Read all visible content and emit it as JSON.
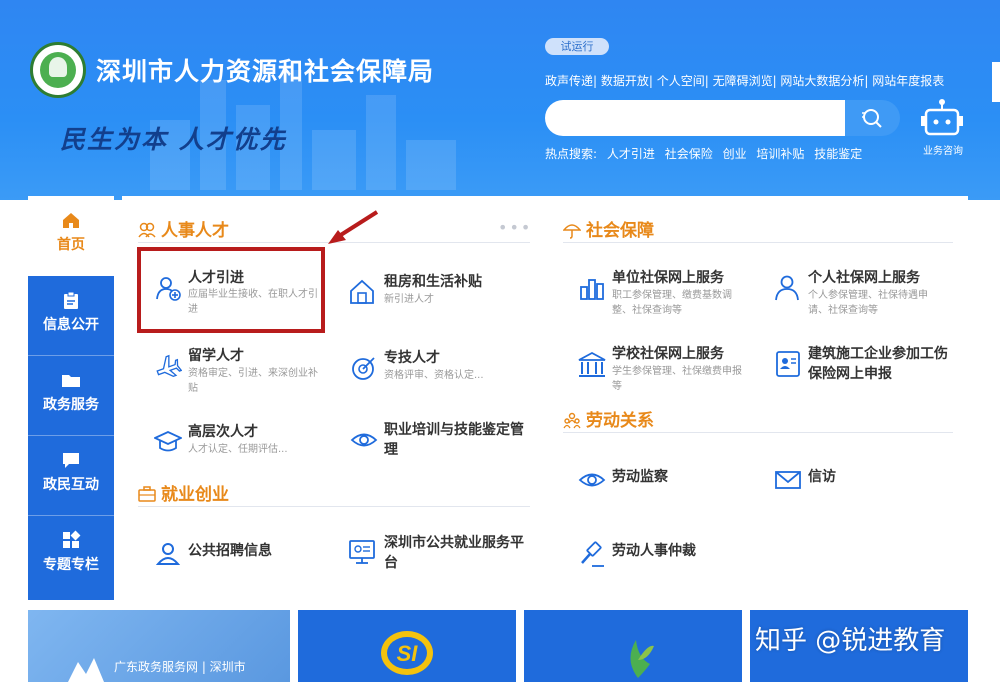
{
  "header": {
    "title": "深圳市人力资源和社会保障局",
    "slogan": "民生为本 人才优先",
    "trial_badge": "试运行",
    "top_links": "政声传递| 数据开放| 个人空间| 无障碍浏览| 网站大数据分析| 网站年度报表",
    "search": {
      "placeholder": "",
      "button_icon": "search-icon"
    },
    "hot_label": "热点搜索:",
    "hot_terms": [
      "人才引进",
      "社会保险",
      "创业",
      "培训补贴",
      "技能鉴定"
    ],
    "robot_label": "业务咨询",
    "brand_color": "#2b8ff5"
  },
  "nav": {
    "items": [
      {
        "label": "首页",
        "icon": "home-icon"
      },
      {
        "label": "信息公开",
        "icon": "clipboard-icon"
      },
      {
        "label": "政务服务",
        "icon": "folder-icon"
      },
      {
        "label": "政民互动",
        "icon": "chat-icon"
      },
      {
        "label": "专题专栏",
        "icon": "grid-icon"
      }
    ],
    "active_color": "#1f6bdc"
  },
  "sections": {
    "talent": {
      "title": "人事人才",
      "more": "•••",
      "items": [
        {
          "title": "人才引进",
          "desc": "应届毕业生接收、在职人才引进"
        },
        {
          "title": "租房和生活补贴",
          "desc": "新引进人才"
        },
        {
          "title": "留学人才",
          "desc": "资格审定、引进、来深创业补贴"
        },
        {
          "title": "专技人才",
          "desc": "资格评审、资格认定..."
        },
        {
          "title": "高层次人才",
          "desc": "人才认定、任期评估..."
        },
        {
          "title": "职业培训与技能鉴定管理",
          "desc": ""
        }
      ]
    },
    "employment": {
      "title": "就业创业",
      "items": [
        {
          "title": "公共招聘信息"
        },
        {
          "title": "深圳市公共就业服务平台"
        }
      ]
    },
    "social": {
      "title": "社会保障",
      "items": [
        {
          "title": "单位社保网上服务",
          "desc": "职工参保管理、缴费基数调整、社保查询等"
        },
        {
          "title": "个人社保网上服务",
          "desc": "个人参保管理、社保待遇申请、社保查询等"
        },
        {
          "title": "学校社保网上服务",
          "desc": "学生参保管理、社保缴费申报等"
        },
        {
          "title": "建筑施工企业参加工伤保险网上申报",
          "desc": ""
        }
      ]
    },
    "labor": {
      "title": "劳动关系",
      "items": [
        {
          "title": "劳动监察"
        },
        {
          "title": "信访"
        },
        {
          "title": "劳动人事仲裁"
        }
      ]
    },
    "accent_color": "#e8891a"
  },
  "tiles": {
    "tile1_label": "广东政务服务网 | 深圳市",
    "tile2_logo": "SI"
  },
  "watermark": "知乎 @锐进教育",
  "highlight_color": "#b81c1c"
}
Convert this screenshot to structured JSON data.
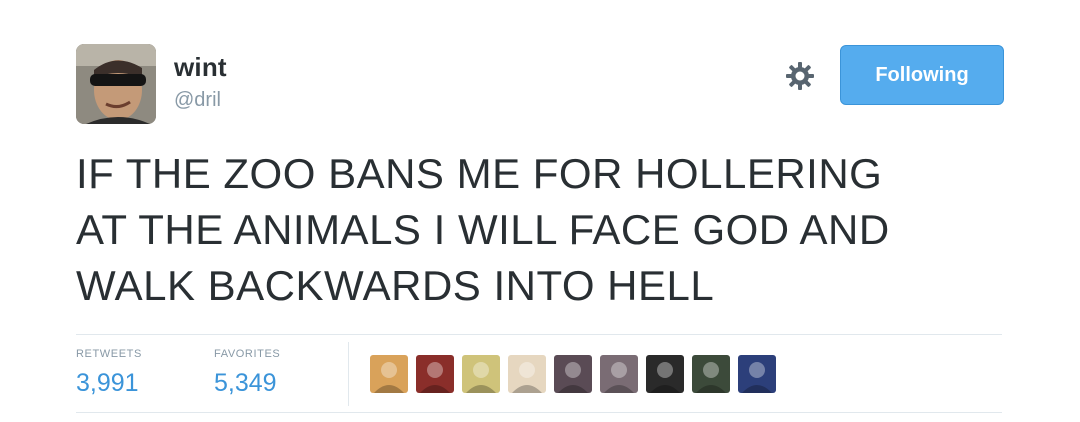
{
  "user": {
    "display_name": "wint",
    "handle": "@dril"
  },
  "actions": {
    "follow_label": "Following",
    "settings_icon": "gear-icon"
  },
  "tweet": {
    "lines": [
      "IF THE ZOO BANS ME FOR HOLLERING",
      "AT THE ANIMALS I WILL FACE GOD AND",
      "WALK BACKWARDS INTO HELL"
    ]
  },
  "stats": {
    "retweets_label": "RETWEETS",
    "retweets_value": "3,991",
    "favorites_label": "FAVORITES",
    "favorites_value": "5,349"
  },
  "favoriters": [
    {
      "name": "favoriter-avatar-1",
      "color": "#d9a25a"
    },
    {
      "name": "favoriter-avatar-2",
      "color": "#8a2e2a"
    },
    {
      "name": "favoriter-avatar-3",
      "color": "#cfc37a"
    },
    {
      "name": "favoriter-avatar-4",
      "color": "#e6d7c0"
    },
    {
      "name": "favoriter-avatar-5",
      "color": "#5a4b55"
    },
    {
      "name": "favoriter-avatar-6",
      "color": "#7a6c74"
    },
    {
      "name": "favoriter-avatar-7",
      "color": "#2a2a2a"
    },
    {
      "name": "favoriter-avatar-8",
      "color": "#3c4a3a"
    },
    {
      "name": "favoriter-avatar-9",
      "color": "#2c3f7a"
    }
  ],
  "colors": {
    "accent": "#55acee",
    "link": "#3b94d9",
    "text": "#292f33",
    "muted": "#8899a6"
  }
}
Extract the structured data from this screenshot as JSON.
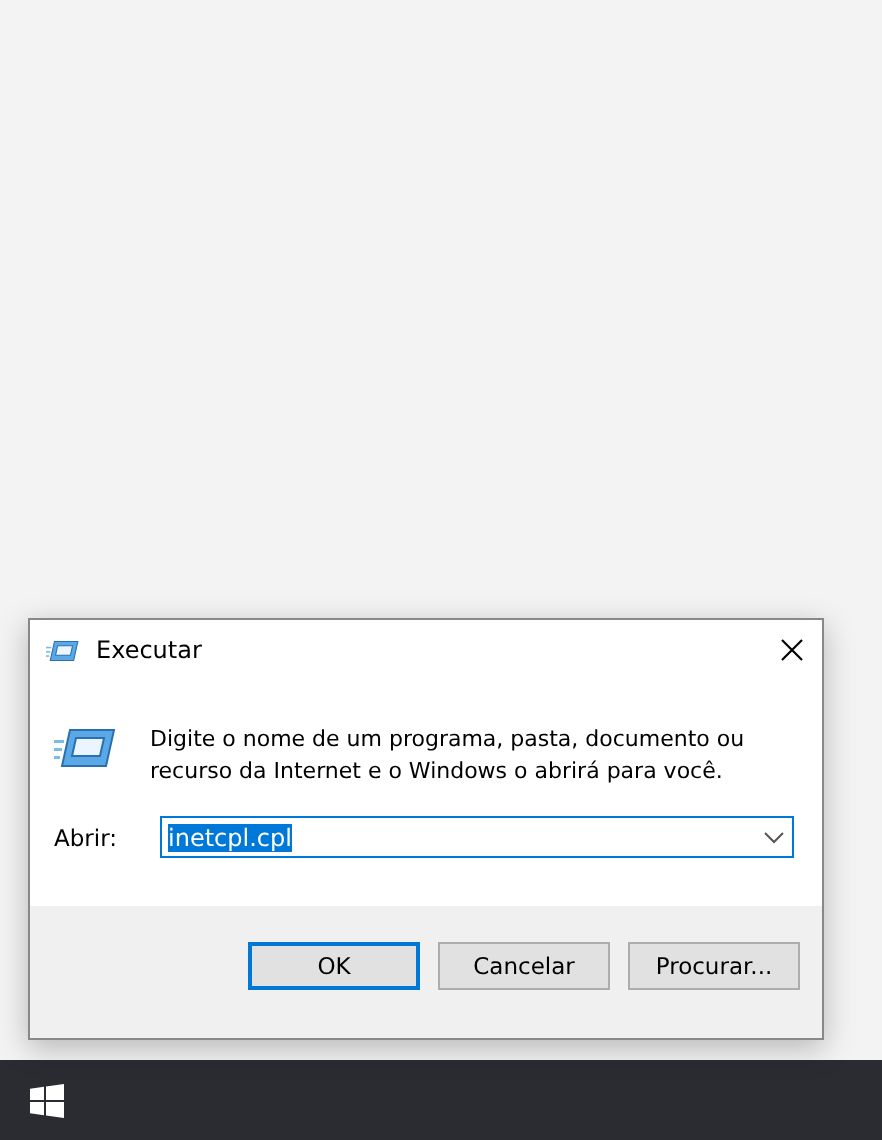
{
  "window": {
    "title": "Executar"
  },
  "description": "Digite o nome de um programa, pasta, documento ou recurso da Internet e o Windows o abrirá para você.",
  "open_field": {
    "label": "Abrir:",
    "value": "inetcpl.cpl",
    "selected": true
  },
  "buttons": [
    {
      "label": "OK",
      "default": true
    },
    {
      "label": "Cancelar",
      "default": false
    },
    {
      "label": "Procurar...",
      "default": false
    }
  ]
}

____________________

What is required: Show all lines in the entries above where the word "avatar" appears.

Solution to this task:
      "name": "favoriter-avatar-1",
      "name": "favoriter-avatar-2",
      "name": "favoriter-avatar-3",
      "name": "favoriter-avatar-4",
      "name": "favoriter-avatar-5",
      "name": "favoriter-avatar-6",
      "name": "favoriter-avatar-7",
      "name": "favoriter-avatar-8",
      "name": "favoriter-avatar-9",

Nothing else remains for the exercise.